■ Records for the task:
____________

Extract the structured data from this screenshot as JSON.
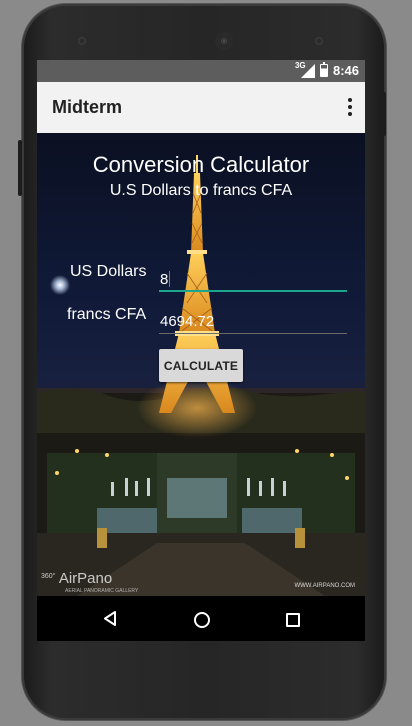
{
  "status_bar": {
    "network_label": "3G",
    "time": "8:46",
    "icons": [
      "signal-icon",
      "battery-icon"
    ]
  },
  "app_bar": {
    "title": "Midterm",
    "menu_icon": "overflow-menu-icon"
  },
  "calculator": {
    "title": "Conversion Calculator",
    "subtitle": "U.S Dollars to francs CFA",
    "usd_label": "US Dollars",
    "usd_value": "8",
    "cfa_label": "francs CFA",
    "cfa_value": "4694.72",
    "button_label": "CALCULATE"
  },
  "background_image": {
    "watermark_brand": "AirPano",
    "watermark_prefix": "360°",
    "watermark_sub": "AERIAL PANORAMIC GALLERY",
    "site": "WWW.AIRPANO.COM"
  },
  "nav_bar": {
    "icons": [
      "back-icon",
      "home-icon",
      "recents-icon"
    ]
  },
  "colors": {
    "accent": "#19a68c",
    "app_bar_bg": "#f2f2f2",
    "status_bar_bg": "#5d5d5d",
    "button_bg": "#d9d9d9"
  }
}
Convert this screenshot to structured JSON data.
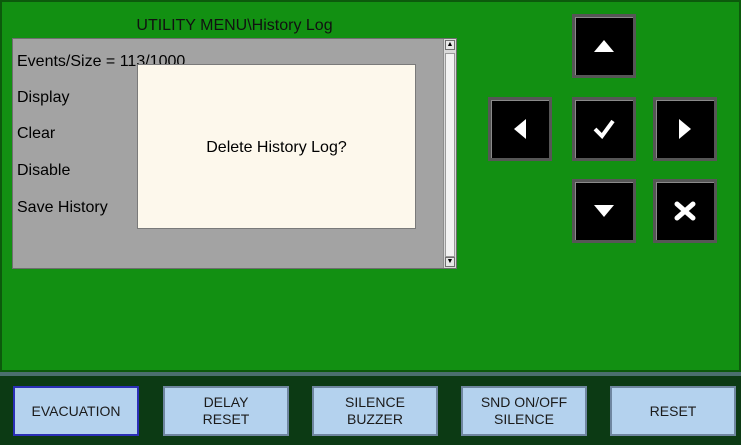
{
  "menu": {
    "title": "UTILITY MENU\\History Log",
    "items": [
      {
        "label": "Events/Size = 113/1000"
      },
      {
        "label": "Display"
      },
      {
        "label": "Clear"
      },
      {
        "label": "Disable"
      },
      {
        "label": "Save History"
      }
    ]
  },
  "dialog": {
    "message": "Delete History Log?"
  },
  "nav_pad": {
    "up": "arrow-up-icon",
    "left": "arrow-left-icon",
    "ok": "check-icon",
    "right": "arrow-right-icon",
    "down": "arrow-down-icon",
    "cancel": "x-icon"
  },
  "function_keys": [
    {
      "label": "EVACUATION"
    },
    {
      "label": "DELAY\nRESET"
    },
    {
      "label": "SILENCE\nBUZZER"
    },
    {
      "label": "SND ON/OFF\nSILENCE"
    },
    {
      "label": "RESET"
    }
  ],
  "colors": {
    "background": "#129012",
    "button_face": "#000000",
    "function_key": "#b4d2ee",
    "dialog": "#fdf8ec"
  }
}
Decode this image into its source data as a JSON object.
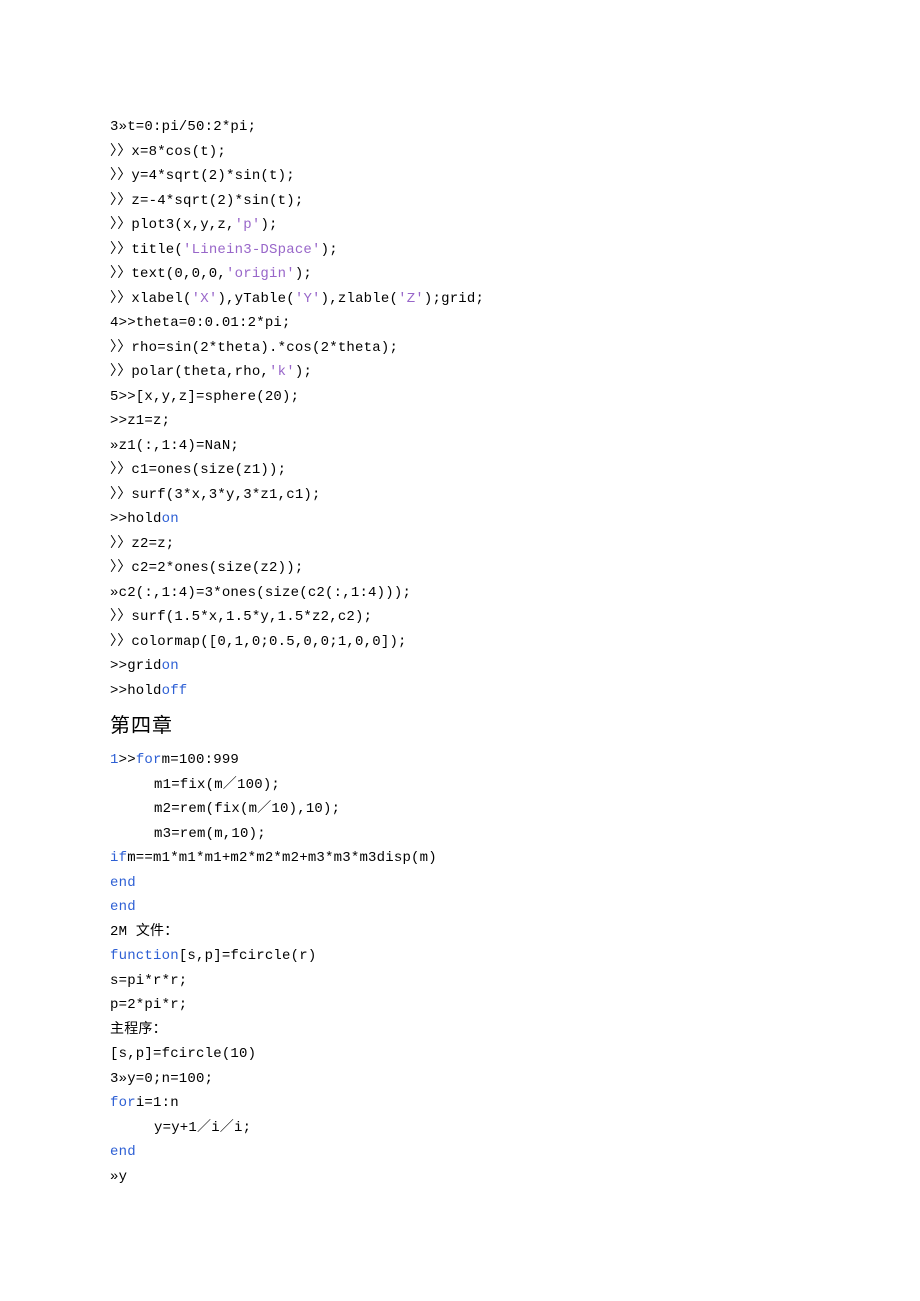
{
  "lines": [
    {
      "cls": "code-line",
      "html": "3»t=0:pi/50:2*pi;"
    },
    {
      "cls": "code-line",
      "html": "〉〉x=8*cos(t);"
    },
    {
      "cls": "code-line",
      "html": "〉〉y=4*sqrt(2)*sin(t);"
    },
    {
      "cls": "code-line",
      "html": "〉〉z=-4*sqrt(2)*sin(t);"
    },
    {
      "cls": "code-line",
      "html": "〉〉plot3(x,y,z,<span class=\"str\">'p'</span>);"
    },
    {
      "cls": "code-line",
      "html": "〉〉title(<span class=\"str\">'Linein3-DSpace'</span>);"
    },
    {
      "cls": "code-line",
      "html": "〉〉text(0,0,0,<span class=\"str\">'origin'</span>);"
    },
    {
      "cls": "code-line",
      "html": "〉〉xlabel(<span class=\"str\">'X'</span>),yTable(<span class=\"str\">'Y'</span>),zlable(<span class=\"str\">'Z'</span>);grid;"
    },
    {
      "cls": "code-line",
      "html": "4>>theta=0:0.01:2*pi;"
    },
    {
      "cls": "code-line",
      "html": "〉〉rho=sin(2*theta).*cos(2*theta);"
    },
    {
      "cls": "code-line",
      "html": "〉〉polar(theta,rho,<span class=\"str\">'k'</span>);"
    },
    {
      "cls": "code-line",
      "html": "5>>[x,y,z]=sphere(20);"
    },
    {
      "cls": "code-line",
      "html": ">>z1=z;"
    },
    {
      "cls": "code-line",
      "html": "»z1(:,1:4)=NaN;"
    },
    {
      "cls": "code-line",
      "html": "〉〉c1=ones(size(z1));"
    },
    {
      "cls": "code-line",
      "html": "〉〉surf(3*x,3*y,3*z1,c1);"
    },
    {
      "cls": "code-line",
      "html": ">>hold<span class=\"kw\">on</span>"
    },
    {
      "cls": "code-line",
      "html": "〉〉z2=z;"
    },
    {
      "cls": "code-line",
      "html": "〉〉c2=2*ones(size(z2));"
    },
    {
      "cls": "code-line",
      "html": "»c2(:,1:4)=3*ones(size(c2(:,1:4)));"
    },
    {
      "cls": "code-line",
      "html": "〉〉surf(1.5*x,1.5*y,1.5*z2,c2);"
    },
    {
      "cls": "code-line",
      "html": "〉〉colormap([0,1,0;0.5,0,0;1,0,0]);"
    },
    {
      "cls": "code-line",
      "html": ">>grid<span class=\"kw\">on</span>"
    },
    {
      "cls": "code-line",
      "html": ">>hold<span class=\"kw\">off</span>"
    },
    {
      "cls": "heading",
      "html": "第四章"
    },
    {
      "cls": "code-line",
      "html": "<span class=\"num\">1</span>>><span class=\"kw\">for</span>m=100:999"
    },
    {
      "cls": "code-line ind1",
      "html": "m1=fix(m／100);"
    },
    {
      "cls": "code-line ind1",
      "html": "m2=rem(fix(m／10),10);"
    },
    {
      "cls": "code-line ind1",
      "html": "m3=rem(m,10);"
    },
    {
      "cls": "code-line",
      "html": "<span class=\"kw\">if</span>m==m1*m1*m1+m2*m2*m2+m3*m3*m3disp(m)"
    },
    {
      "cls": "code-line",
      "html": "<span class=\"kw\">end</span>"
    },
    {
      "cls": "code-line",
      "html": "<span class=\"kw\">end</span>"
    },
    {
      "cls": "code-line",
      "html": "2M <span class=\"cn\">文件：</span>"
    },
    {
      "cls": "code-line",
      "html": "<span class=\"kw\">function</span>[s,p]=fcircle(r)"
    },
    {
      "cls": "code-line",
      "html": "s=pi*r*r;"
    },
    {
      "cls": "code-line",
      "html": "p=2*pi*r;"
    },
    {
      "cls": "code-line",
      "html": "<span class=\"cn\">主程序：</span>"
    },
    {
      "cls": "code-line",
      "html": "[s,p]=fcircle(10)"
    },
    {
      "cls": "code-line",
      "html": "3»y=0;n=100;"
    },
    {
      "cls": "code-line",
      "html": "<span class=\"kw\">for</span>i=1:n"
    },
    {
      "cls": "code-line ind1",
      "html": "y=y+1／i／i;"
    },
    {
      "cls": "code-line",
      "html": "<span class=\"kw\">end</span>"
    },
    {
      "cls": "code-line",
      "html": "»y"
    }
  ]
}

____________

Can the entries above be repeated exactly, without their pictures?

■ Solution for this exercise:
Extract the structured data from this screenshot as JSON.
{
  "status_bar": {
    "network_label": "3G",
    "time": "8:46",
    "icons": [
      "signal-icon",
      "battery-icon"
    ]
  },
  "app_bar": {
    "title": "Midterm",
    "menu_icon": "overflow-menu-icon"
  },
  "calculator": {
    "title": "Conversion Calculator",
    "subtitle": "U.S Dollars to francs CFA",
    "usd_label": "US Dollars",
    "usd_value": "8",
    "cfa_label": "francs CFA",
    "cfa_value": "4694.72",
    "button_label": "CALCULATE"
  },
  "background_image": {
    "watermark_brand": "AirPano",
    "watermark_prefix": "360°",
    "watermark_sub": "AERIAL PANORAMIC GALLERY",
    "site": "WWW.AIRPANO.COM"
  },
  "nav_bar": {
    "icons": [
      "back-icon",
      "home-icon",
      "recents-icon"
    ]
  },
  "colors": {
    "accent": "#19a68c",
    "app_bar_bg": "#f2f2f2",
    "status_bar_bg": "#5d5d5d",
    "button_bg": "#d9d9d9"
  }
}
Convert this screenshot to structured JSON data.
{
  "menu": {
    "title": "UTILITY MENU\\History Log",
    "items": [
      {
        "label": "Events/Size = 113/1000"
      },
      {
        "label": "Display"
      },
      {
        "label": "Clear"
      },
      {
        "label": "Disable"
      },
      {
        "label": "Save History"
      }
    ]
  },
  "dialog": {
    "message": "Delete History Log?"
  },
  "nav_pad": {
    "up": "arrow-up-icon",
    "left": "arrow-left-icon",
    "ok": "check-icon",
    "right": "arrow-right-icon",
    "down": "arrow-down-icon",
    "cancel": "x-icon"
  },
  "function_keys": [
    {
      "label": "EVACUATION"
    },
    {
      "label": "DELAY\nRESET"
    },
    {
      "label": "SILENCE\nBUZZER"
    },
    {
      "label": "SND ON/OFF\nSILENCE"
    },
    {
      "label": "RESET"
    }
  ],
  "colors": {
    "background": "#129012",
    "button_face": "#000000",
    "function_key": "#b4d2ee",
    "dialog": "#fdf8ec"
  }
}
Decode this image into its source data as a JSON object.
{
  "lines": [
    {
      "cls": "code-line",
      "html": "3»t=0:pi/50:2*pi;"
    },
    {
      "cls": "code-line",
      "html": "〉〉x=8*cos(t);"
    },
    {
      "cls": "code-line",
      "html": "〉〉y=4*sqrt(2)*sin(t);"
    },
    {
      "cls": "code-line",
      "html": "〉〉z=-4*sqrt(2)*sin(t);"
    },
    {
      "cls": "code-line",
      "html": "〉〉plot3(x,y,z,<span class=\"str\">'p'</span>);"
    },
    {
      "cls": "code-line",
      "html": "〉〉title(<span class=\"str\">'Linein3-DSpace'</span>);"
    },
    {
      "cls": "code-line",
      "html": "〉〉text(0,0,0,<span class=\"str\">'origin'</span>);"
    },
    {
      "cls": "code-line",
      "html": "〉〉xlabel(<span class=\"str\">'X'</span>),yTable(<span class=\"str\">'Y'</span>),zlable(<span class=\"str\">'Z'</span>);grid;"
    },
    {
      "cls": "code-line",
      "html": "4>>theta=0:0.01:2*pi;"
    },
    {
      "cls": "code-line",
      "html": "〉〉rho=sin(2*theta).*cos(2*theta);"
    },
    {
      "cls": "code-line",
      "html": "〉〉polar(theta,rho,<span class=\"str\">'k'</span>);"
    },
    {
      "cls": "code-line",
      "html": "5>>[x,y,z]=sphere(20);"
    },
    {
      "cls": "code-line",
      "html": ">>z1=z;"
    },
    {
      "cls": "code-line",
      "html": "»z1(:,1:4)=NaN;"
    },
    {
      "cls": "code-line",
      "html": "〉〉c1=ones(size(z1));"
    },
    {
      "cls": "code-line",
      "html": "〉〉surf(3*x,3*y,3*z1,c1);"
    },
    {
      "cls": "code-line",
      "html": ">>hold<span class=\"kw\">on</span>"
    },
    {
      "cls": "code-line",
      "html": "〉〉z2=z;"
    },
    {
      "cls": "code-line",
      "html": "〉〉c2=2*ones(size(z2));"
    },
    {
      "cls": "code-line",
      "html": "»c2(:,1:4)=3*ones(size(c2(:,1:4)));"
    },
    {
      "cls": "code-line",
      "html": "〉〉surf(1.5*x,1.5*y,1.5*z2,c2);"
    },
    {
      "cls": "code-line",
      "html": "〉〉colormap([0,1,0;0.5,0,0;1,0,0]);"
    },
    {
      "cls": "code-line",
      "html": ">>grid<span class=\"kw\">on</span>"
    },
    {
      "cls": "code-line",
      "html": ">>hold<span class=\"kw\">off</span>"
    },
    {
      "cls": "heading",
      "html": "第四章"
    },
    {
      "cls": "code-line",
      "html": "<span class=\"num\">1</span>>><span class=\"kw\">for</span>m=100:999"
    },
    {
      "cls": "code-line ind1",
      "html": "m1=fix(m／100);"
    },
    {
      "cls": "code-line ind1",
      "html": "m2=rem(fix(m／10),10);"
    },
    {
      "cls": "code-line ind1",
      "html": "m3=rem(m,10);"
    },
    {
      "cls": "code-line",
      "html": "<span class=\"kw\">if</span>m==m1*m1*m1+m2*m2*m2+m3*m3*m3disp(m)"
    },
    {
      "cls": "code-line",
      "html": "<span class=\"kw\">end</span>"
    },
    {
      "cls": "code-line",
      "html": "<span class=\"kw\">end</span>"
    },
    {
      "cls": "code-line",
      "html": "2M <span class=\"cn\">文件：</span>"
    },
    {
      "cls": "code-line",
      "html": "<span class=\"kw\">function</span>[s,p]=fcircle(r)"
    },
    {
      "cls": "code-line",
      "html": "s=pi*r*r;"
    },
    {
      "cls": "code-line",
      "html": "p=2*pi*r;"
    },
    {
      "cls": "code-line",
      "html": "<span class=\"cn\">主程序：</span>"
    },
    {
      "cls": "code-line",
      "html": "[s,p]=fcircle(10)"
    },
    {
      "cls": "code-line",
      "html": "3»y=0;n=100;"
    },
    {
      "cls": "code-line",
      "html": "<span class=\"kw\">for</span>i=1:n"
    },
    {
      "cls": "code-line ind1",
      "html": "y=y+1／i／i;"
    },
    {
      "cls": "code-line",
      "html": "<span class=\"kw\">end</span>"
    },
    {
      "cls": "code-line",
      "html": "»y"
    }
  ]
}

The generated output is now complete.